# [DESCRIPTION OF THE TASK]
List each line in which the string "부도지와" appears.
•••••
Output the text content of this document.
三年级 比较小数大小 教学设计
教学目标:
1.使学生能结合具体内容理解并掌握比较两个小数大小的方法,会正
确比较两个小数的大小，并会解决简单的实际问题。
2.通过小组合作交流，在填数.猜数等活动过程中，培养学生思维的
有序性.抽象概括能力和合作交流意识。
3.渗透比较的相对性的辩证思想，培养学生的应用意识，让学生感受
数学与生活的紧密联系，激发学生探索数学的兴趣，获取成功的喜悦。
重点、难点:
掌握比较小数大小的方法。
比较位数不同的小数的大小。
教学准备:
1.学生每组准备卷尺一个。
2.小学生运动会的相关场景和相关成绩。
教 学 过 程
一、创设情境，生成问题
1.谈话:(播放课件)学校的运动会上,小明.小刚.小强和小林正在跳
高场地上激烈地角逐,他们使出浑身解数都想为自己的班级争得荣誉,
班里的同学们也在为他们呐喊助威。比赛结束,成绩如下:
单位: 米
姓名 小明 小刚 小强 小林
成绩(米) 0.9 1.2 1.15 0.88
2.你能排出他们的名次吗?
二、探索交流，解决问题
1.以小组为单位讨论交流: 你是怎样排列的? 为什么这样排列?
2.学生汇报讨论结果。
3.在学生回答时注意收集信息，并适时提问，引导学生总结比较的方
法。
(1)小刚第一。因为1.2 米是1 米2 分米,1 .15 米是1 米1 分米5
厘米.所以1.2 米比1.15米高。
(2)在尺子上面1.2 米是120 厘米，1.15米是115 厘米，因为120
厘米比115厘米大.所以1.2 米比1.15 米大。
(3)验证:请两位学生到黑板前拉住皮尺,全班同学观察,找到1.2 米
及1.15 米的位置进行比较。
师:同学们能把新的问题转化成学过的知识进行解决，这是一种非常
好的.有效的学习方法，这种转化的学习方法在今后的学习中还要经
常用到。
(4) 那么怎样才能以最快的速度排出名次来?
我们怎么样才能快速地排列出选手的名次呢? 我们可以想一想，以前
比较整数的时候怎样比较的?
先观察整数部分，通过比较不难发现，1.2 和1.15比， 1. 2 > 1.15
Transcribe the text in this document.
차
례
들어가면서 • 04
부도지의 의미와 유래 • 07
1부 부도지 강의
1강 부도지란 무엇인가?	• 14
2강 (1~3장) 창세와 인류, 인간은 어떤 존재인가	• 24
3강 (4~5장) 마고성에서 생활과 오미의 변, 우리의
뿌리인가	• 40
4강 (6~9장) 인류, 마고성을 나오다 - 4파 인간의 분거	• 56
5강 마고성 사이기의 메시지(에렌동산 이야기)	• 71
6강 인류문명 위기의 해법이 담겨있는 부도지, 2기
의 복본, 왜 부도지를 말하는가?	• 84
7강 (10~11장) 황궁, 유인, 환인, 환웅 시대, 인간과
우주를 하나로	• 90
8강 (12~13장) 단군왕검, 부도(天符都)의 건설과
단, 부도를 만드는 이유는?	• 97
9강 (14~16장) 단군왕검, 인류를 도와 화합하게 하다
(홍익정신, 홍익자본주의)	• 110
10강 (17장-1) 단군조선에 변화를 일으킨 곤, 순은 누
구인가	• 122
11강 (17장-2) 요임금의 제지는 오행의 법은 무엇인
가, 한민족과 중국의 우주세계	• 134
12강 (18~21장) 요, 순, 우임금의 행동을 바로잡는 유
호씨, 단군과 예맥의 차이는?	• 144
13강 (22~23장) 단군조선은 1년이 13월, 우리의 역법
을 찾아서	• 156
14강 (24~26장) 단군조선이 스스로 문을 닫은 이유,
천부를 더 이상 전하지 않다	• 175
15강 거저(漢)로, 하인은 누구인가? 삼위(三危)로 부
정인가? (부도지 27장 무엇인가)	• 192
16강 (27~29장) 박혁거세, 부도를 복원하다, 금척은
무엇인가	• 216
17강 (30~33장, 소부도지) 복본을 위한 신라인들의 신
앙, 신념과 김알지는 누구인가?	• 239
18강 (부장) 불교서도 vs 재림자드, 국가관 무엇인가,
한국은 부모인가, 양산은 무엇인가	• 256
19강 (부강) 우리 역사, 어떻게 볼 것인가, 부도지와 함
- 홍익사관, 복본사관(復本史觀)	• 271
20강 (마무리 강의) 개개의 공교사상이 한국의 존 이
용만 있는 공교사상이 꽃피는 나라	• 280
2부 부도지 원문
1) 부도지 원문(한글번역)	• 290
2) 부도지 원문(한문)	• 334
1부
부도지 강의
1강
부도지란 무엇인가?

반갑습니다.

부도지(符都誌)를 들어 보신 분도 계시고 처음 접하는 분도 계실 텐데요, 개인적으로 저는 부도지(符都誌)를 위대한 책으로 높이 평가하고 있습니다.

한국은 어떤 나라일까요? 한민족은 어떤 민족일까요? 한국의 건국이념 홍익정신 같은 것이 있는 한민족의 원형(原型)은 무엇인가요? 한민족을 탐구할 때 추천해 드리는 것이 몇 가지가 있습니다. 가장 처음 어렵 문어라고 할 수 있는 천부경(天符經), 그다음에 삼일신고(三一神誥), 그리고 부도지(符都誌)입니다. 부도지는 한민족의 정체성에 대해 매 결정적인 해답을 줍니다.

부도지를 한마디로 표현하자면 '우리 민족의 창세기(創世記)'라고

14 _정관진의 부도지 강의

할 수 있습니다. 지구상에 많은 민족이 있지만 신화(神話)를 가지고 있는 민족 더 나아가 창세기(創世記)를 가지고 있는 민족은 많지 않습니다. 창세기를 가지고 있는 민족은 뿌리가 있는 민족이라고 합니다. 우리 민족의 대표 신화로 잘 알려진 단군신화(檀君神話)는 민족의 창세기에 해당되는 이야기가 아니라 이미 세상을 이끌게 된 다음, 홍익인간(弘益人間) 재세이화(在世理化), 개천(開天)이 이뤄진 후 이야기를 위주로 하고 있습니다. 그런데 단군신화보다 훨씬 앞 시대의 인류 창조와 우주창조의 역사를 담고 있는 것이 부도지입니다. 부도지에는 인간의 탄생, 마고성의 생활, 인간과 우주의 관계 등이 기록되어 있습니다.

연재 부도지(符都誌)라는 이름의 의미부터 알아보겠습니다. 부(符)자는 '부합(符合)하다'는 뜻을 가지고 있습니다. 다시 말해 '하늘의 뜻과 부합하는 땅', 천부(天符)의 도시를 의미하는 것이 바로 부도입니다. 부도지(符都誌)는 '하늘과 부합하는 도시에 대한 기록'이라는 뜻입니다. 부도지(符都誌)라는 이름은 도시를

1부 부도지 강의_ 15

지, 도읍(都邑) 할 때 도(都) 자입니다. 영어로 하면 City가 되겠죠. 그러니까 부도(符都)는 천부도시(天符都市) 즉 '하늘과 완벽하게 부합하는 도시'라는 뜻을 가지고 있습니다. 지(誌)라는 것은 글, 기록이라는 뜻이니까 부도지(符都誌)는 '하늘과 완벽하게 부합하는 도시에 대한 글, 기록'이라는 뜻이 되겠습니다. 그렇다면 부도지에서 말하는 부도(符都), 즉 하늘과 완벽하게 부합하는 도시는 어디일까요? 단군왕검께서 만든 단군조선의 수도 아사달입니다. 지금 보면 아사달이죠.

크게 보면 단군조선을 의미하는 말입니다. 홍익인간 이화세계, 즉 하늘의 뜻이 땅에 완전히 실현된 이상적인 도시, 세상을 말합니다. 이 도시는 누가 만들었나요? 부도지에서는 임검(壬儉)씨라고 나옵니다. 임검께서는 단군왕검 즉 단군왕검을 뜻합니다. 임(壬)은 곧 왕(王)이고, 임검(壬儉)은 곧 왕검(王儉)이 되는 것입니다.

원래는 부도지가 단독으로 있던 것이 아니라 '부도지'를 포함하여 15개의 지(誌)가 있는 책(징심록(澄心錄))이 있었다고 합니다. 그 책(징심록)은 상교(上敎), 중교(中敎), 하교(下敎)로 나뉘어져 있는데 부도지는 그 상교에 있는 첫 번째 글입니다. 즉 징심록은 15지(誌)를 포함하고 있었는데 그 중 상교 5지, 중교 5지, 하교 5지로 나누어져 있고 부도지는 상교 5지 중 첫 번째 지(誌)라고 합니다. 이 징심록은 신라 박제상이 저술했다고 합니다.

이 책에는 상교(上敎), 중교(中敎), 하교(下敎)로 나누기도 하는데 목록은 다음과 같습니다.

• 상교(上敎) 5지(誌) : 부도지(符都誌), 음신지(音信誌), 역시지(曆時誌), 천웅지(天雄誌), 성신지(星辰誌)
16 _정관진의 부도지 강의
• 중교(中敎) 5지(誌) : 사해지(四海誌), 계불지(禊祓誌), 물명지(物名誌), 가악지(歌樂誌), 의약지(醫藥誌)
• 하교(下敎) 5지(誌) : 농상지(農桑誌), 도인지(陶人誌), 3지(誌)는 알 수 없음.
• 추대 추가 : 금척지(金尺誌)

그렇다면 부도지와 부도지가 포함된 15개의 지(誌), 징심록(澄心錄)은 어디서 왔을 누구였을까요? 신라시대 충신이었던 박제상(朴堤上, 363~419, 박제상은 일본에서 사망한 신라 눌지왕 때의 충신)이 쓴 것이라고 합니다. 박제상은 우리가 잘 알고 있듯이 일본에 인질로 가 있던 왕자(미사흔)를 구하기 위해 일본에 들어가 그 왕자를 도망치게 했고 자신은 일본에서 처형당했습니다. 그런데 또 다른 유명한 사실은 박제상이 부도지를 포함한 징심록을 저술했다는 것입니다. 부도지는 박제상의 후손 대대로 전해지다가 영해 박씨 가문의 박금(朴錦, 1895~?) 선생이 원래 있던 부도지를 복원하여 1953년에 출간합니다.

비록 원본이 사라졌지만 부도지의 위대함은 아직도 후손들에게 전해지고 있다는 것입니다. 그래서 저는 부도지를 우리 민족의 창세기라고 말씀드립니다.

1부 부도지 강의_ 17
•••••
# [ANSWER TO THE PROBLEM]
19강 (부강) 우리 역사, 어떻게 볼 것인가, 부도지와 함
그렇다면 부도지와 부도지가 포함된 15개의 지(誌), 징심록(澄心錄)은 어디서 왔을 누구였을까요? 신라시대 충신이었던 박제상(朴堤上, 363~419, 박제상은 일본에서 사망한 신라 눌지왕 때의 충신)이 쓴 것이라고 합니다. 박제상은 우리가 잘 알고 있듯이 일본에 인질로 가 있던 왕자(미사흔)를 구하기 위해 일본에 들어가 그 왕자를 도망치게 했고 자신은 일본에서 처형당했습니다. 그런데 또 다른 유명한 사실은 박제상이 부도지를 포함한 징심록을 저술했다는 것입니다. 부도지는 박제상의 후손 대대로 전해지다가 영해 박씨 가문의 박금(朴錦, 1895~?) 선생이 원래 있던 부도지를 복원하여 1953년에 출간합니다.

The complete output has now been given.